→ **Task statement**
Search the material for the string "name", then return every line where it is found.

Collected data:

--

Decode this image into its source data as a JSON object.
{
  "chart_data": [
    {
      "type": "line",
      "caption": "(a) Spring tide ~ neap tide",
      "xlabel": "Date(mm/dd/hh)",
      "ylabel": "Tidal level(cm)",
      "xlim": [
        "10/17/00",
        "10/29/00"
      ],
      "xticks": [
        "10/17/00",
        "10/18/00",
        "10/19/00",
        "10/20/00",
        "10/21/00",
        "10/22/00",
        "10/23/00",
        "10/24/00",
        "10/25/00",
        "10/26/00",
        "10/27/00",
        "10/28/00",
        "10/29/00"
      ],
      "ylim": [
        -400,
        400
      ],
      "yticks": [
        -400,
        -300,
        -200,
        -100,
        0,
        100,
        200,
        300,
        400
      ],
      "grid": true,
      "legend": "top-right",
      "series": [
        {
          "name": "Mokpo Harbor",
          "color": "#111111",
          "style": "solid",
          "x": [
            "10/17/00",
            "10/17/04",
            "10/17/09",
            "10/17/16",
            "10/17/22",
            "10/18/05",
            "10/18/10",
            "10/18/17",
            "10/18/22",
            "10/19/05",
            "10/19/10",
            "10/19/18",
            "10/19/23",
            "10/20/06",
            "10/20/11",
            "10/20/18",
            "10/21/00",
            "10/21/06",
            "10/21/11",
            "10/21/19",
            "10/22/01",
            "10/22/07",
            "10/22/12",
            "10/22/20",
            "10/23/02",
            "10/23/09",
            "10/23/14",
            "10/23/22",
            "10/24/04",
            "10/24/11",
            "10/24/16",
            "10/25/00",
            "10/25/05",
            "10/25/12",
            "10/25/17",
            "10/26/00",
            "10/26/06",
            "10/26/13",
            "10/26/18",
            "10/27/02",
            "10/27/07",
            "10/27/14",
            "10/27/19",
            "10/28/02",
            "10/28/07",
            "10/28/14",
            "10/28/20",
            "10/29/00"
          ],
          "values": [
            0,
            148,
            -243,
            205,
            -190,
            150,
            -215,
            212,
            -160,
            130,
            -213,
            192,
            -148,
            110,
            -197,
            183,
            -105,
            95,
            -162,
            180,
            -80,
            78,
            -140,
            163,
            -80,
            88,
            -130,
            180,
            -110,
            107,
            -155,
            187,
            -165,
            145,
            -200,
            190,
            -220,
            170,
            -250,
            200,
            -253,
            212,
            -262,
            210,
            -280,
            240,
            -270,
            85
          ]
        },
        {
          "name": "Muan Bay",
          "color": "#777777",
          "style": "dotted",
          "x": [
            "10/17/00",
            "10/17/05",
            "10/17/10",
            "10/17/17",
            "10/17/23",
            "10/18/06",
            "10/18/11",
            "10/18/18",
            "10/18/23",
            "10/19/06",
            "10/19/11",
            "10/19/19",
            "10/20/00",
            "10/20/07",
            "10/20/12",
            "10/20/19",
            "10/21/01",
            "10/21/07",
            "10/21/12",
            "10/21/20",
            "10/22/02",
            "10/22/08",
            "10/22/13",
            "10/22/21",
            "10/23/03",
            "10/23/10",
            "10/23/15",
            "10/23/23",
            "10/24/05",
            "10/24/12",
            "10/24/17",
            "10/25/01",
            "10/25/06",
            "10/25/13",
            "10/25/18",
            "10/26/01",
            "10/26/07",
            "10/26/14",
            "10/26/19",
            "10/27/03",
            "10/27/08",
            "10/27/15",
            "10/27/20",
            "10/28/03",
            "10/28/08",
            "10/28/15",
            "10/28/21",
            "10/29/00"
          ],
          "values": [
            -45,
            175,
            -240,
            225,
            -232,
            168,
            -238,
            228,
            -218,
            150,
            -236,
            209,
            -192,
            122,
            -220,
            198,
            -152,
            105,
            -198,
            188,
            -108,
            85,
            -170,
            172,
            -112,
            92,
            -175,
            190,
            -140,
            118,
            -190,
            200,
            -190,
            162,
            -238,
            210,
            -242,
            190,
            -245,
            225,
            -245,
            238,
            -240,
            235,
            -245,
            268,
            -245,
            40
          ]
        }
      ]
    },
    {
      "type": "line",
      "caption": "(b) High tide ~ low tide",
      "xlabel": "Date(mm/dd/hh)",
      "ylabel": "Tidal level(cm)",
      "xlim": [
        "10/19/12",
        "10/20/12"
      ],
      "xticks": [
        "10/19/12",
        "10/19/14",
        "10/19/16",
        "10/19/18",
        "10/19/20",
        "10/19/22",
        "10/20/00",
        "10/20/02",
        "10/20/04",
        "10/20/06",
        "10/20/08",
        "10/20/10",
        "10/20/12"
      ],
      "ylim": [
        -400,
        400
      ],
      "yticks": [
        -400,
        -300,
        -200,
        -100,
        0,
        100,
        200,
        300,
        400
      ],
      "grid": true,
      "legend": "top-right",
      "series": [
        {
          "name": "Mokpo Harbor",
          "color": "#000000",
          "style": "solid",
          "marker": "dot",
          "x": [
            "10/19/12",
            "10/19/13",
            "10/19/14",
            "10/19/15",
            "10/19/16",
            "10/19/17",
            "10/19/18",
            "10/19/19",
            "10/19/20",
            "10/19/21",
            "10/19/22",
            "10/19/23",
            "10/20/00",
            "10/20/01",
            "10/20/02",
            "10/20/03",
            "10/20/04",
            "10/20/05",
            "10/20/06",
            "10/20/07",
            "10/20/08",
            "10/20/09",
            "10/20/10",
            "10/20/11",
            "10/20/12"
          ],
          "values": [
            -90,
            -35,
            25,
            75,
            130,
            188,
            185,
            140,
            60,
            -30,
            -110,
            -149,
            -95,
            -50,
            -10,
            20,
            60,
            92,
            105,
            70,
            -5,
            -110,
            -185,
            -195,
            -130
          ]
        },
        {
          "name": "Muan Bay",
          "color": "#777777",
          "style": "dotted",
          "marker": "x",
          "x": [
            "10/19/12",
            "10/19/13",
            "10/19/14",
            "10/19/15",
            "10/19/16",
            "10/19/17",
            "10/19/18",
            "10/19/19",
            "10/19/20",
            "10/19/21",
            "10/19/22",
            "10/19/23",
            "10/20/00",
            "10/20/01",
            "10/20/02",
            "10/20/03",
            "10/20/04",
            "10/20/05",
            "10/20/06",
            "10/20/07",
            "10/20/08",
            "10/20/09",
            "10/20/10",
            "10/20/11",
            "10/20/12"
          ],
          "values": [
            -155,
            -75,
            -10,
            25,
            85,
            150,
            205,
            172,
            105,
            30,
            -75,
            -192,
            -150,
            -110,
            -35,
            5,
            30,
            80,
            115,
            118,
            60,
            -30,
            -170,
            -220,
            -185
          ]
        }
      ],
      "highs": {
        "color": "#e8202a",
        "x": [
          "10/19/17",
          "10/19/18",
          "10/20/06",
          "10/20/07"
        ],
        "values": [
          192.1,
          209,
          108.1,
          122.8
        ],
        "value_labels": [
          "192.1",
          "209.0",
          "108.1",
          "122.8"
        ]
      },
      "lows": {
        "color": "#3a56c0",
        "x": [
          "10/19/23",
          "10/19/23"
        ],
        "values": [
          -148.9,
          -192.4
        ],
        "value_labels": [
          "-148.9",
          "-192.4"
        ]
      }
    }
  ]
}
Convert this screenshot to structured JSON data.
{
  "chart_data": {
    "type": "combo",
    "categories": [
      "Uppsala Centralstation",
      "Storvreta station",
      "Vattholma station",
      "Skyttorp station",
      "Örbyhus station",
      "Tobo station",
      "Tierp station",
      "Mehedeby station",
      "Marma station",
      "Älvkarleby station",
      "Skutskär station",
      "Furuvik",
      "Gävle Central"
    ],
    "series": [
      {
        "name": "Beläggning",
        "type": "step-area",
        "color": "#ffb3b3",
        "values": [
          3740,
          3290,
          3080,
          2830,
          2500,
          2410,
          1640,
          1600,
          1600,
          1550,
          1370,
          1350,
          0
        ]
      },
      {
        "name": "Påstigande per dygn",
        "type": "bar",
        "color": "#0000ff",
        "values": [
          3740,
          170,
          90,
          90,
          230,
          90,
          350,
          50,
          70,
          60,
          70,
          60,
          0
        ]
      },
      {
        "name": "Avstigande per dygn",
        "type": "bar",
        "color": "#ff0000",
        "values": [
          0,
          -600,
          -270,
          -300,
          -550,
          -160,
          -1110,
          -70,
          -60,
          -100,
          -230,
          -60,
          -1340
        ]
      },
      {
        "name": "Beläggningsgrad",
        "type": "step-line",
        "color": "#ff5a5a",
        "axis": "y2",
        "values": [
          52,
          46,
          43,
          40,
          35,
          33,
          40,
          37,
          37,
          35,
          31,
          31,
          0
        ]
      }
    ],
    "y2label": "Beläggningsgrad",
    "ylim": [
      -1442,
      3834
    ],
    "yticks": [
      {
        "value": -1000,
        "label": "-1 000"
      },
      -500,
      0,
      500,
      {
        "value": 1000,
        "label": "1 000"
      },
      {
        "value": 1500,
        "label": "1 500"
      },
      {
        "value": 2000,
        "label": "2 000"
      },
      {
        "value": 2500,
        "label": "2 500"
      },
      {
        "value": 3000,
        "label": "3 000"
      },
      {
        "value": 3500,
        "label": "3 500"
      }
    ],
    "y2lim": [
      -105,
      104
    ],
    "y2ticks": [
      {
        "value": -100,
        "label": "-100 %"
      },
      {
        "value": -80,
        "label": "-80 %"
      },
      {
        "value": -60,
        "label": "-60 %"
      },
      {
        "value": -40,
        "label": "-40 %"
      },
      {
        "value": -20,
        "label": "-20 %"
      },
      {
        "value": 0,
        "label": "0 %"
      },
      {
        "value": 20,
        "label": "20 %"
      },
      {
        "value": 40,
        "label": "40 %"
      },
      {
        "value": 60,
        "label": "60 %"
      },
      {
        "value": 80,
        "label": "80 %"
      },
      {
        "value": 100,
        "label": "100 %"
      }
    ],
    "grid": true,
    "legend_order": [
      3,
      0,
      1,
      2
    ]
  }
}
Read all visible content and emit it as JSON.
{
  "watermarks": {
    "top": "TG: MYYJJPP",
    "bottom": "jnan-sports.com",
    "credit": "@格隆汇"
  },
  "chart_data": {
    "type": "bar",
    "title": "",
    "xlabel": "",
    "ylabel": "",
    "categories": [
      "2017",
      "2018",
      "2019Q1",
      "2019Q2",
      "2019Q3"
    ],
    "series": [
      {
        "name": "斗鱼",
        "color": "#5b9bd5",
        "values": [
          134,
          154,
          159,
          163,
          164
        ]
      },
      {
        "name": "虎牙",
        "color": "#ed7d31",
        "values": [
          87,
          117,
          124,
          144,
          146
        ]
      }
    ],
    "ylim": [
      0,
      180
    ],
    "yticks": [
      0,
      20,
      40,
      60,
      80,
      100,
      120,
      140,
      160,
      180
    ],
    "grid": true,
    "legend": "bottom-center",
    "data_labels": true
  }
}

--

→ **Complete output**
          "name": "Mokpo Harbor",
          "name": "Muan Bay",
          "name": "Mokpo Harbor",
          "name": "Muan Bay",
        "name": "Beläggning",
        "name": "Påstigande per dygn",
        "name": "Avstigande per dygn",
        "name": "Beläggningsgrad",
        "name": "斗鱼",
        "name": "虎牙",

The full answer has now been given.